Work required:
Exactly as they appear, output all of the records. Skip any images.

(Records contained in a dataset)
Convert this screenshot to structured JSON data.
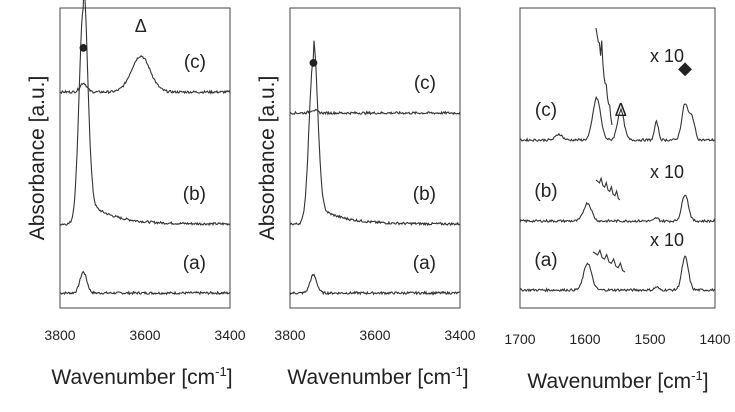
{
  "chart_data": [
    {
      "type": "line",
      "panel": "left",
      "title": "",
      "xlabel": "Wavenumber [cm",
      "xlabel_sup": "-1",
      "xlabel_suffix": "]",
      "ylabel": "Absorbance [a.u.]",
      "xlim": [
        3800,
        3400
      ],
      "xticks": [
        "3800",
        "3600",
        "3400"
      ],
      "grid": false,
      "series": [
        {
          "label": "(a)",
          "baseline": 0.05,
          "peaks": [
            {
              "x": 3745,
              "h": 0.07,
              "w": 8
            }
          ]
        },
        {
          "label": "(b)",
          "baseline": 0.28,
          "peaks": [
            {
              "x": 3745,
              "h": 0.72,
              "w": 10
            }
          ]
        },
        {
          "label": "(c)",
          "baseline": 0.72,
          "peaks": [
            {
              "x": 3745,
              "h": 0.03,
              "w": 8
            },
            {
              "x": 3610,
              "h": 0.12,
              "w": 22
            }
          ]
        }
      ],
      "markers": [
        {
          "symbol": "●",
          "x": 3745,
          "y": 0.85
        },
        {
          "symbol": "Δ",
          "x": 3610,
          "y": 0.92
        }
      ]
    },
    {
      "type": "line",
      "panel": "middle",
      "title": "",
      "xlabel": "Wavenumber [cm",
      "xlabel_sup": "-1",
      "xlabel_suffix": "]",
      "ylabel": "Absorbance [a.u.]",
      "xlim": [
        3800,
        3400
      ],
      "xticks": [
        "3800",
        "3600",
        "3400"
      ],
      "grid": false,
      "series": [
        {
          "label": "(a)",
          "baseline": 0.05,
          "peaks": [
            {
              "x": 3745,
              "h": 0.06,
              "w": 8
            }
          ]
        },
        {
          "label": "(b)",
          "baseline": 0.28,
          "peaks": [
            {
              "x": 3745,
              "h": 0.55,
              "w": 10
            }
          ]
        },
        {
          "label": "(c)",
          "baseline": 0.65,
          "peaks": [
            {
              "x": 3745,
              "h": 0.01,
              "w": 8
            }
          ]
        }
      ],
      "markers": [
        {
          "symbol": "●",
          "x": 3745,
          "y": 0.8
        }
      ]
    },
    {
      "type": "line",
      "panel": "right",
      "title": "",
      "xlabel": "Wavenumber [cm",
      "xlabel_sup": "-1",
      "xlabel_suffix": "]",
      "ylabel": "",
      "xlim": [
        1700,
        1400
      ],
      "xticks": [
        "1700",
        "1600",
        "1500",
        "1400"
      ],
      "grid": false,
      "series": [
        {
          "label": "(a)",
          "baseline": 0.06,
          "peaks": [
            {
              "x": 1596,
              "h": 0.09,
              "w": 6
            },
            {
              "x": 1490,
              "h": 0.01,
              "w": 3
            },
            {
              "x": 1446,
              "h": 0.11,
              "w": 5
            }
          ]
        },
        {
          "label": "(b)",
          "baseline": 0.29,
          "peaks": [
            {
              "x": 1596,
              "h": 0.06,
              "w": 6
            },
            {
              "x": 1490,
              "h": 0.01,
              "w": 3
            },
            {
              "x": 1446,
              "h": 0.09,
              "w": 5
            }
          ]
        },
        {
          "label": "(c)",
          "baseline": 0.56,
          "peaks": [
            {
              "x": 1640,
              "h": 0.02,
              "w": 5
            },
            {
              "x": 1582,
              "h": 0.14,
              "w": 6
            },
            {
              "x": 1545,
              "h": 0.1,
              "w": 5
            },
            {
              "x": 1490,
              "h": 0.06,
              "w": 3
            },
            {
              "x": 1446,
              "h": 0.12,
              "w": 5
            },
            {
              "x": 1435,
              "h": 0.07,
              "w": 4
            }
          ]
        }
      ],
      "magnified": [
        {
          "label": "x 10",
          "of": "(a)"
        },
        {
          "label": "x 10",
          "of": "(b)"
        },
        {
          "label": "x 10",
          "of": "(c)"
        }
      ],
      "markers": [
        {
          "symbol": "Δ",
          "x": 1545,
          "y": 0.64
        },
        {
          "symbol": "◆",
          "x": 1446,
          "y": 0.78
        }
      ]
    }
  ]
}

Exercise solution:
Convert this screenshot to structured JSON data.
{
  "chart_data": [
    {
      "type": "line",
      "panel": "left",
      "title": "",
      "xlabel": "Wavenumber [cm",
      "xlabel_sup": "-1",
      "xlabel_suffix": "]",
      "ylabel": "Absorbance [a.u.]",
      "xlim": [
        3800,
        3400
      ],
      "xticks": [
        "3800",
        "3600",
        "3400"
      ],
      "grid": false,
      "series": [
        {
          "label": "(a)",
          "baseline": 0.05,
          "peaks": [
            {
              "x": 3745,
              "h": 0.07,
              "w": 8
            }
          ]
        },
        {
          "label": "(b)",
          "baseline": 0.28,
          "peaks": [
            {
              "x": 3745,
              "h": 0.72,
              "w": 10
            }
          ]
        },
        {
          "label": "(c)",
          "baseline": 0.72,
          "peaks": [
            {
              "x": 3745,
              "h": 0.03,
              "w": 8
            },
            {
              "x": 3610,
              "h": 0.12,
              "w": 22
            }
          ]
        }
      ],
      "markers": [
        {
          "symbol": "●",
          "x": 3745,
          "y": 0.85
        },
        {
          "symbol": "Δ",
          "x": 3610,
          "y": 0.92
        }
      ]
    },
    {
      "type": "line",
      "panel": "middle",
      "title": "",
      "xlabel": "Wavenumber [cm",
      "xlabel_sup": "-1",
      "xlabel_suffix": "]",
      "ylabel": "Absorbance [a.u.]",
      "xlim": [
        3800,
        3400
      ],
      "xticks": [
        "3800",
        "3600",
        "3400"
      ],
      "grid": false,
      "series": [
        {
          "label": "(a)",
          "baseline": 0.05,
          "peaks": [
            {
              "x": 3745,
              "h": 0.06,
              "w": 8
            }
          ]
        },
        {
          "label": "(b)",
          "baseline": 0.28,
          "peaks": [
            {
              "x": 3745,
              "h": 0.55,
              "w": 10
            }
          ]
        },
        {
          "label": "(c)",
          "baseline": 0.65,
          "peaks": [
            {
              "x": 3745,
              "h": 0.01,
              "w": 8
            }
          ]
        }
      ],
      "markers": [
        {
          "symbol": "●",
          "x": 3745,
          "y": 0.8
        }
      ]
    },
    {
      "type": "line",
      "panel": "right",
      "title": "",
      "xlabel": "Wavenumber [cm",
      "xlabel_sup": "-1",
      "xlabel_suffix": "]",
      "ylabel": "",
      "xlim": [
        1700,
        1400
      ],
      "xticks": [
        "1700",
        "1600",
        "1500",
        "1400"
      ],
      "grid": false,
      "series": [
        {
          "label": "(a)",
          "baseline": 0.06,
          "peaks": [
            {
              "x": 1596,
              "h": 0.09,
              "w": 6
            },
            {
              "x": 1490,
              "h": 0.01,
              "w": 3
            },
            {
              "x": 1446,
              "h": 0.11,
              "w": 5
            }
          ]
        },
        {
          "label": "(b)",
          "baseline": 0.29,
          "peaks": [
            {
              "x": 1596,
              "h": 0.06,
              "w": 6
            },
            {
              "x": 1490,
              "h": 0.01,
              "w": 3
            },
            {
              "x": 1446,
              "h": 0.09,
              "w": 5
            }
          ]
        },
        {
          "label": "(c)",
          "baseline": 0.56,
          "peaks": [
            {
              "x": 1640,
              "h": 0.02,
              "w": 5
            },
            {
              "x": 1582,
              "h": 0.14,
              "w": 6
            },
            {
              "x": 1545,
              "h": 0.1,
              "w": 5
            },
            {
              "x": 1490,
              "h": 0.06,
              "w": 3
            },
            {
              "x": 1446,
              "h": 0.12,
              "w": 5
            },
            {
              "x": 1435,
              "h": 0.07,
              "w": 4
            }
          ]
        }
      ],
      "magnified": [
        {
          "label": "x 10",
          "of": "(a)"
        },
        {
          "label": "x 10",
          "of": "(b)"
        },
        {
          "label": "x 10",
          "of": "(c)"
        }
      ],
      "markers": [
        {
          "symbol": "Δ",
          "x": 1545,
          "y": 0.64
        },
        {
          "symbol": "◆",
          "x": 1446,
          "y": 0.78
        }
      ]
    }
  ]
}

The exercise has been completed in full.